Notes for Ma221 Lecture 12, Nov 12, 2020

Splitting Methods

Goal: given an initial guess x_0 for a solution
of A*x=b, cheaply compute a sequence x_i converging to A^(-1)*b.

Def: A splitting of A is a decomposition A = M - K with M nonsingular

This yields the following iterative method: Write A*x = M*x - K*x = b,
so M*x = K*x + b. Then compute x_(i+1) from x_i by solving M*x_{i+1} = K*x_i + b,
or x_{i+1} = M^(-1)*K*x_i + M^(-1)*b = R*x_i + c. 
  (*)  x_{i+1} = R*x_i + c
For this to work well, we need two conditions:
(1) It should converge.
(2) Multiplying by R (i.e. solving M*x_(i+1) = K*x_i+c for x_(i+1)) and 
    computing c = M^{-1}*b should be much cheaper than solving with A itself.

Lemma: Let ||.|| be any operator norm. Then if ||R||<1, (*) converges
to A^(-1)*b for any x_0.
Proof: Subtract x = R*x + c from x_{i+1} = R*x_i+c to get
x_(i+1) - x = R*(x_i-x) or 
  ||x_(i+1)-x|| <= ||R||*||x_i-x|| <= ... <= ||R||^(i+1)*||x_0-x||
which converges to zero for any x_0 if ||R||<1.

- Request 1
Could you copy word for word the part of the splitting methods lecture notes that opens with the words containing "Notes for Ma221" and closes with "M^(-1)*b = R*x_i + c."?
- Request 2
Which labels, each followed by a colon, open statements in the splitting methods lecture notes?
- Request 3
Can you restate the paragraph of the splitting methods lecture notes beginning "This yields the following iterative method" as a short list that keeps its main facts?
Answer from the splitting methods lecture notes alone.

- Data shown
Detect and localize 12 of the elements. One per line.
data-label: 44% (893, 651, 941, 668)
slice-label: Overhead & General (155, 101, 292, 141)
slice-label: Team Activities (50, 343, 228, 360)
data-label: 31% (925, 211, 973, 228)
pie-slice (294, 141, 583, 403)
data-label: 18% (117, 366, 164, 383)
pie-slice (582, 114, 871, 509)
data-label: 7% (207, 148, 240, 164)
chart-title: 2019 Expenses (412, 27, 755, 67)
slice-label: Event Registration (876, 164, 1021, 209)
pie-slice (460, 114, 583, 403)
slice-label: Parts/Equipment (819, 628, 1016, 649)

- Full answer 1
Notes for Ma221 Lecture 12, Nov 12, 2020

Splitting Methods

Goal: given an initial guess x_0 for a solution
of A*x=b, cheaply compute a sequence x_i converging to A^(-1)*b.

Def: A splitting of A is a decomposition A = M - K with M nonsingular

This yields the following iterative method: Write A*x = M*x - K*x = b,
so M*x = K*x + b. Then compute x_(i+1) from x_i by solving M*x_{i+1} = K*x_i + b,
or x_{i+1} = M^(-1)*K*x_i + M^(-1)*b = R*x_i + c.

- Full answer 2
Goal, Def, Lemma, Proof

- Full answer 3
- Rewrite A*x = b as M*x = K*x + b.
- Obtain x_{i+1} from x_i by solving M*x_{i+1} = K*x_i + b, which gives x_{i+1} = R*x_i + c, with R = M^(-1)*K and c = M^(-1)*b.
- Two conditions are needed: the iteration must converge, and multiplying by R and computing c = M^(-1)*b must be much cheaper than solving with A itself.